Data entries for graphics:
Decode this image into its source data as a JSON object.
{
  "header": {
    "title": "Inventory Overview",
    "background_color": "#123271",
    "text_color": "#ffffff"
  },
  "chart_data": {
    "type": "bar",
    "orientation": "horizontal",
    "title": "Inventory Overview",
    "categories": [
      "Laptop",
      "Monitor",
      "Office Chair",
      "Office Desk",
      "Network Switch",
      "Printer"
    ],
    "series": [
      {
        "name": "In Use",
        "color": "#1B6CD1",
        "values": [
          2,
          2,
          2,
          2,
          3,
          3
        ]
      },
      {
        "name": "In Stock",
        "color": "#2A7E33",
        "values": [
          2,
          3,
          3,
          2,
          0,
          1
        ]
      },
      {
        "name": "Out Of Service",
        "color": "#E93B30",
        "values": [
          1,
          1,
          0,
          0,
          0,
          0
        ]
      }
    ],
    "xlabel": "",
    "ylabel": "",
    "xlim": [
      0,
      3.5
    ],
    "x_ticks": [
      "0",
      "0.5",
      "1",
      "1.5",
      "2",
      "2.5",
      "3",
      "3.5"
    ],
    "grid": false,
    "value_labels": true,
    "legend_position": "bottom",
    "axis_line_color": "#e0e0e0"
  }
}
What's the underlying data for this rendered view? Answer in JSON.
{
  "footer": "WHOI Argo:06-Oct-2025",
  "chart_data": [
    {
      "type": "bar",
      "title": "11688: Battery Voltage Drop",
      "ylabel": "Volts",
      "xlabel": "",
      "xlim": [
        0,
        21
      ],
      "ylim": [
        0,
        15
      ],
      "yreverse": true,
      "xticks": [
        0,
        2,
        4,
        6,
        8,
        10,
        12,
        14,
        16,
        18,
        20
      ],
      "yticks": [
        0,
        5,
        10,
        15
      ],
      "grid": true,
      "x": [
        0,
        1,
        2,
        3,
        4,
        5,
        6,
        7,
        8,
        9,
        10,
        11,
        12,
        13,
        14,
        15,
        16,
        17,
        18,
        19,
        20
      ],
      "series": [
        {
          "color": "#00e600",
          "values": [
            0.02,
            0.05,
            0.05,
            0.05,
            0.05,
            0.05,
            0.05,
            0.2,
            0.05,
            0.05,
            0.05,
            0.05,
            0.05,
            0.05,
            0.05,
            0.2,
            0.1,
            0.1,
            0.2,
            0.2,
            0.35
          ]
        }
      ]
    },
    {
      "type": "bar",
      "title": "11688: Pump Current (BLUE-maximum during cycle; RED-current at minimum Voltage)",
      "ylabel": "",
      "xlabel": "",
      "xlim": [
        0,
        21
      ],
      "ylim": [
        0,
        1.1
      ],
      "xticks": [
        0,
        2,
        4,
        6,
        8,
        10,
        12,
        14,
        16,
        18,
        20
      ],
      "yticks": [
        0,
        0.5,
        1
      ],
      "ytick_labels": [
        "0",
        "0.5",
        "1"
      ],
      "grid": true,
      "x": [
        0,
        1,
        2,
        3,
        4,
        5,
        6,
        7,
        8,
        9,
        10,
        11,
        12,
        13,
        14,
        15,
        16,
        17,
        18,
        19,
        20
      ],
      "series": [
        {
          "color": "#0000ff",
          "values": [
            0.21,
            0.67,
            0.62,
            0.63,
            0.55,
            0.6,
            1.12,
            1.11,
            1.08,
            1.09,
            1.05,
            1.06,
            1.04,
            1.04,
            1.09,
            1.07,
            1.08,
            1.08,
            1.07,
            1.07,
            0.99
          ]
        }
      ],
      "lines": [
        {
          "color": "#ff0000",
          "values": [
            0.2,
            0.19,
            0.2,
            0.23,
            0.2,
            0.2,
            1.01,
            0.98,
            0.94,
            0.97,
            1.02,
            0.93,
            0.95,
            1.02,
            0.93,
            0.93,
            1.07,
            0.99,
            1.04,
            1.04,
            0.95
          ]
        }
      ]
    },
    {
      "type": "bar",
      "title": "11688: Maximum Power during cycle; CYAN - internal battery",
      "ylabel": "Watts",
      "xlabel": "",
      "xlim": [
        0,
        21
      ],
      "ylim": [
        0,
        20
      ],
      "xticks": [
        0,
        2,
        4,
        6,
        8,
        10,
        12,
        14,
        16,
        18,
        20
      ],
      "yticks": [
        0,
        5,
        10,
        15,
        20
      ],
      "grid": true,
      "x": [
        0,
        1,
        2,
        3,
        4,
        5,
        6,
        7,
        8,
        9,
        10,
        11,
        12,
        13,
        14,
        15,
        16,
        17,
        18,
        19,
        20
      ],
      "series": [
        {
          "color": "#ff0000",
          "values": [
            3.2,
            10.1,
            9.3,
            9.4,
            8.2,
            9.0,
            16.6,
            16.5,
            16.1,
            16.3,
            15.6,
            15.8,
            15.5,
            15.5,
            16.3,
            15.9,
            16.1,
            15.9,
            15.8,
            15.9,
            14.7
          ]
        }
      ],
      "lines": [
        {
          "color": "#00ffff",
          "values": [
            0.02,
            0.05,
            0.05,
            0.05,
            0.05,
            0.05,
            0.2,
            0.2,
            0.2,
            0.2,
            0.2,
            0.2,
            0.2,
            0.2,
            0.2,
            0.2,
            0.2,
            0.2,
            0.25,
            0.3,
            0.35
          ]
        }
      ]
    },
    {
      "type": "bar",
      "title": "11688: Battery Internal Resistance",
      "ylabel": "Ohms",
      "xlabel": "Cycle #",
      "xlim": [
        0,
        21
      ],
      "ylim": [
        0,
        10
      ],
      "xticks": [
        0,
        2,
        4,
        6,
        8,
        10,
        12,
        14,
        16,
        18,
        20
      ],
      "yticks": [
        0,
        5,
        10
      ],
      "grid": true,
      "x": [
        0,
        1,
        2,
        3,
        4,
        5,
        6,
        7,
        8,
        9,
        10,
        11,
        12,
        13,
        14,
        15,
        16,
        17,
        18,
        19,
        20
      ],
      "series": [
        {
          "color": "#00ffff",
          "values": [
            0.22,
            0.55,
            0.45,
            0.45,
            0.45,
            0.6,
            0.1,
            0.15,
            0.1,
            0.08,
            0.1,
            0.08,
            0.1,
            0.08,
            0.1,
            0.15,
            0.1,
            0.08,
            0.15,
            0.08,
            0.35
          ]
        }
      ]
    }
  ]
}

## Description of the task
Pull every line containing "this" out of the records.

## Task output
Decode this image into its source data as a JSON object.
What's the underlying data for this rendered view? Answer in JSON.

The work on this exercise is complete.